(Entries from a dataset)
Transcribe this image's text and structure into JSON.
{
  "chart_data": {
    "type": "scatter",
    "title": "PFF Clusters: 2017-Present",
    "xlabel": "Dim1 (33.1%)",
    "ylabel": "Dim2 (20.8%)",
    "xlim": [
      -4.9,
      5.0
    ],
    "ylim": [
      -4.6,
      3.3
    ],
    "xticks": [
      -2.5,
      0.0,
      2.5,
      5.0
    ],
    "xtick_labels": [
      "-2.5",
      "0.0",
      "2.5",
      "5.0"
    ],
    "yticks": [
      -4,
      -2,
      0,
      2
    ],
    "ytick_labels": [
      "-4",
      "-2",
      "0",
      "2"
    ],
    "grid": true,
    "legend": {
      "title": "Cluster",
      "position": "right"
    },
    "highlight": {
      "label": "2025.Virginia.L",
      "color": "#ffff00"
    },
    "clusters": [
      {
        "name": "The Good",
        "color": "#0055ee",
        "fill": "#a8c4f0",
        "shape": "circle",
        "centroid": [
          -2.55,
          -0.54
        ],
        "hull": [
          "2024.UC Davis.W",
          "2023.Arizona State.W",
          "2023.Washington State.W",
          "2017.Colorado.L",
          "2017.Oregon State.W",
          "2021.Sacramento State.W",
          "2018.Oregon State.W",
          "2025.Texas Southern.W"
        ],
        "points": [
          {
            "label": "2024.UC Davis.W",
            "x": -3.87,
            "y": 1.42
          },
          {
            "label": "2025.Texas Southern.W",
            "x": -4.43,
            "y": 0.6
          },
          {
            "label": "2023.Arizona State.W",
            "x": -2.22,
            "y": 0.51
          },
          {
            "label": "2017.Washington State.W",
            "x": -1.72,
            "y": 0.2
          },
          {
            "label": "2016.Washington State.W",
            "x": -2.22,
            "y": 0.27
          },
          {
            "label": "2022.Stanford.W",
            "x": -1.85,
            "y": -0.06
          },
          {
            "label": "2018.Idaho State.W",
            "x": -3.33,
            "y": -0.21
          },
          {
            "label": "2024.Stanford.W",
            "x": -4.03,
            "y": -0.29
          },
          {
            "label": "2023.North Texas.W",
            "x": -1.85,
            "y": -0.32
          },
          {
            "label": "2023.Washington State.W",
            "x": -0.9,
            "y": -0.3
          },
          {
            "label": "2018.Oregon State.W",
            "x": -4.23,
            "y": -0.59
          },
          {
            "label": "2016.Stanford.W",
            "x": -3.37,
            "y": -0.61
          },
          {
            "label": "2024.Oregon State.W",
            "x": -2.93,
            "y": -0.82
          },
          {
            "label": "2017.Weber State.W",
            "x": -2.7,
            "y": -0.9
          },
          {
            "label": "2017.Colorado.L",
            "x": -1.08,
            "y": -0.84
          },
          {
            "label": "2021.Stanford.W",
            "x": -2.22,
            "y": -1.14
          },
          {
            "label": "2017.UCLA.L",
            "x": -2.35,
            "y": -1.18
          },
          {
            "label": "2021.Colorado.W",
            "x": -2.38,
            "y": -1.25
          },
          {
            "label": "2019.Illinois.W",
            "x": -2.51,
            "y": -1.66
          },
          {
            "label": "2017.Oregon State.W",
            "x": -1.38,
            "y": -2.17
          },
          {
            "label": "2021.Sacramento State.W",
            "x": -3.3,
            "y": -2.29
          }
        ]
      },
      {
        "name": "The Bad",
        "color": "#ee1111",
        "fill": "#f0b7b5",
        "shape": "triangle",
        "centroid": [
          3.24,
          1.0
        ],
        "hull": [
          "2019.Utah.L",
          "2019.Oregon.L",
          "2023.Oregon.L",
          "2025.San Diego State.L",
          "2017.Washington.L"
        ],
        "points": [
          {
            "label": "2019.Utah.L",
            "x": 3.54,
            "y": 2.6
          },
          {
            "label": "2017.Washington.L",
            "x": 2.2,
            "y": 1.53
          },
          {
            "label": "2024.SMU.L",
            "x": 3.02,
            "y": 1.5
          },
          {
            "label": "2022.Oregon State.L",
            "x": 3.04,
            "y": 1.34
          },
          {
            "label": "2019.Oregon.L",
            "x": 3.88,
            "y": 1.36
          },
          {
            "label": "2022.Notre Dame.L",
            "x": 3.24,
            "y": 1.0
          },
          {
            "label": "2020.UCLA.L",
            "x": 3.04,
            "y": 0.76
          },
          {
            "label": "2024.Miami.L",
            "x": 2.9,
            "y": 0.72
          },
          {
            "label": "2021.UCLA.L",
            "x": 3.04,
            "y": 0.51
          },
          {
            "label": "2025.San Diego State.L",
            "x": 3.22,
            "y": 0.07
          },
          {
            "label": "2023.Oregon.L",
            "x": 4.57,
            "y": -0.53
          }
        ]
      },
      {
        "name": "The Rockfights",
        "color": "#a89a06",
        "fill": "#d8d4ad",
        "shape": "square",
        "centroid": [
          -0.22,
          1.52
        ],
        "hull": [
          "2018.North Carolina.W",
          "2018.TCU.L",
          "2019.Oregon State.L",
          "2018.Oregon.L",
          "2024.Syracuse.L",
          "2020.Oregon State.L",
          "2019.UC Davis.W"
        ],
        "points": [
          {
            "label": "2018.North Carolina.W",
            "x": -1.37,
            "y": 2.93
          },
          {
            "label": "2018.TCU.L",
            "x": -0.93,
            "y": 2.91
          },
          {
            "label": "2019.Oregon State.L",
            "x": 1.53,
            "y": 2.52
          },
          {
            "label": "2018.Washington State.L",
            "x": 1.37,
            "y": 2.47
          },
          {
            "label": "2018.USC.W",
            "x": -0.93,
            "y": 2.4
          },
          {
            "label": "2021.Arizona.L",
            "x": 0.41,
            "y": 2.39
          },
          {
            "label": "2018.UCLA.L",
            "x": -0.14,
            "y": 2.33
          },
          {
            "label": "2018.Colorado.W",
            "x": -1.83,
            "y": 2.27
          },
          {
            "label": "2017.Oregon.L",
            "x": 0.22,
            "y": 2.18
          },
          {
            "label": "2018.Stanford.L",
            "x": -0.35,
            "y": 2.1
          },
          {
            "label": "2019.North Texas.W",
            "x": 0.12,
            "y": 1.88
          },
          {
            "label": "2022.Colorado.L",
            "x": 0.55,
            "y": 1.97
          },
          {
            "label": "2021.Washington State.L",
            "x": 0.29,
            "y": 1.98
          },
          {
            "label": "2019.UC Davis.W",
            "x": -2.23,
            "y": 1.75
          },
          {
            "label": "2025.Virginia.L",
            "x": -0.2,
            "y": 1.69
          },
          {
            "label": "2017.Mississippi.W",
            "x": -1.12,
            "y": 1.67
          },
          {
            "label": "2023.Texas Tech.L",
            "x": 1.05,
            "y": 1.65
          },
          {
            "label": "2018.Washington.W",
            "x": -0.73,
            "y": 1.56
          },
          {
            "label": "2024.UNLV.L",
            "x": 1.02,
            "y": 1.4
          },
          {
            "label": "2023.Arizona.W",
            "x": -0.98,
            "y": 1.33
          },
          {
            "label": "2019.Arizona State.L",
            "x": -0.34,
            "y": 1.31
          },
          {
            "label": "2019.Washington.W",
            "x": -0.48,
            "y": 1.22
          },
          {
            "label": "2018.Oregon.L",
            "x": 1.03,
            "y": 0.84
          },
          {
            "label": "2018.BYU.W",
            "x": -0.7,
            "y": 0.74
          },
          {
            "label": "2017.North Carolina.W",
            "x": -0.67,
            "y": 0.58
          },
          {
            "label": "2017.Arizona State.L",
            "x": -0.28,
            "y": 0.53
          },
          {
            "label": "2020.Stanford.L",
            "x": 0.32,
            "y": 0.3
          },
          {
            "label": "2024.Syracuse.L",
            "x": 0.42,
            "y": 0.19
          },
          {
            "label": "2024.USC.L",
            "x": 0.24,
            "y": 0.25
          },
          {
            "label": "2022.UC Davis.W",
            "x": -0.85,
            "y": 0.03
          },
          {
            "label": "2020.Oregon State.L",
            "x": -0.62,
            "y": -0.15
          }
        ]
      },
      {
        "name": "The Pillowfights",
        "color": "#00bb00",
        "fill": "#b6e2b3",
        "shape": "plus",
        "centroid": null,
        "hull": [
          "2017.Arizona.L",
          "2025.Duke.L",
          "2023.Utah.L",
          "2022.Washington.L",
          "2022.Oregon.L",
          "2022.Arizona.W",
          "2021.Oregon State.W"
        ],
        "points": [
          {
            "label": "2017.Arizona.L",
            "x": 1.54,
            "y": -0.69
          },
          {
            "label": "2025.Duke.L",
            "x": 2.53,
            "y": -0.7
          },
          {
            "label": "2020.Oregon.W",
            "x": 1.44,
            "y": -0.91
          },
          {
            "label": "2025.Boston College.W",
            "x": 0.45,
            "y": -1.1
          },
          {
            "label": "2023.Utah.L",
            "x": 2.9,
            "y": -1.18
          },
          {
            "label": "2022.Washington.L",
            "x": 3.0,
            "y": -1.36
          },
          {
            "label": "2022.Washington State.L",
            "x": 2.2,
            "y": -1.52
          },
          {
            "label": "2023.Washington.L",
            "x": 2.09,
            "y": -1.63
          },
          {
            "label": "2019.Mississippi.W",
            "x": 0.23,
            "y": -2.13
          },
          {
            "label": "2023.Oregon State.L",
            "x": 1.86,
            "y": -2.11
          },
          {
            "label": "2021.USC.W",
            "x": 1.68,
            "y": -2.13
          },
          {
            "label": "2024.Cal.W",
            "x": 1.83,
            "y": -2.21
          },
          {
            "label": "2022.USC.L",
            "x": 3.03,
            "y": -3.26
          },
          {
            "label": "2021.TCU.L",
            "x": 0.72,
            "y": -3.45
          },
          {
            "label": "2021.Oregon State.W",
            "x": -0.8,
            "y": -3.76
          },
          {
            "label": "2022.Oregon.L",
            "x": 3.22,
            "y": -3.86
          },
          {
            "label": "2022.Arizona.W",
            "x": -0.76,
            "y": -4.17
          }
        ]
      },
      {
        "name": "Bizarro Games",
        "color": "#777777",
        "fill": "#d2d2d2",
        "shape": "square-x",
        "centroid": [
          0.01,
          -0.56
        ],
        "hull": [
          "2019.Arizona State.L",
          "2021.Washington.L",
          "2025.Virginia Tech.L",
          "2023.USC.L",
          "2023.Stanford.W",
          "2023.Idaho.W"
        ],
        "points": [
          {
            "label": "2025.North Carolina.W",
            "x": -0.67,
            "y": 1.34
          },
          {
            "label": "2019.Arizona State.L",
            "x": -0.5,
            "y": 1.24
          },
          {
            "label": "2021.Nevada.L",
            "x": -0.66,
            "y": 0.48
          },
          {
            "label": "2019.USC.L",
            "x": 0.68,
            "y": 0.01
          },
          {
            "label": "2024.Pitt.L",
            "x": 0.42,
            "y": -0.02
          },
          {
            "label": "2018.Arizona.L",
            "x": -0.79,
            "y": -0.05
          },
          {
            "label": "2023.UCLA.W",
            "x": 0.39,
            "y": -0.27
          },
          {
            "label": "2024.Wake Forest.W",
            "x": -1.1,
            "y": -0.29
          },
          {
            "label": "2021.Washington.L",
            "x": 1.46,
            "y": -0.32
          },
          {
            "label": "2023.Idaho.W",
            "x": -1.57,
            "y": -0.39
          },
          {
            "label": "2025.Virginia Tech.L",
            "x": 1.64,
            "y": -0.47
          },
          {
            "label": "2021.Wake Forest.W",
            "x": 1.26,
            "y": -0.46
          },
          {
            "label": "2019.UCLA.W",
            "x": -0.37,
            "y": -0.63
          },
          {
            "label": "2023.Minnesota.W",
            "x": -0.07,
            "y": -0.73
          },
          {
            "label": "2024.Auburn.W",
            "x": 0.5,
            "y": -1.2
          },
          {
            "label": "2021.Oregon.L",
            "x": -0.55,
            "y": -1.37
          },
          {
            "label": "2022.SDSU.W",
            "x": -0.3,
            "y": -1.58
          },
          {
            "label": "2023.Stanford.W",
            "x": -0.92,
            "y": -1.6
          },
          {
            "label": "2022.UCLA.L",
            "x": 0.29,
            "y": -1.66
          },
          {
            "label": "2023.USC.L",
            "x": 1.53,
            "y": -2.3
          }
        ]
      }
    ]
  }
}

== WRITTEN TASK ==
Say, as a bare number, how many lines in the entries above include the string "shape".

== CORRECT OUTPUT ==
5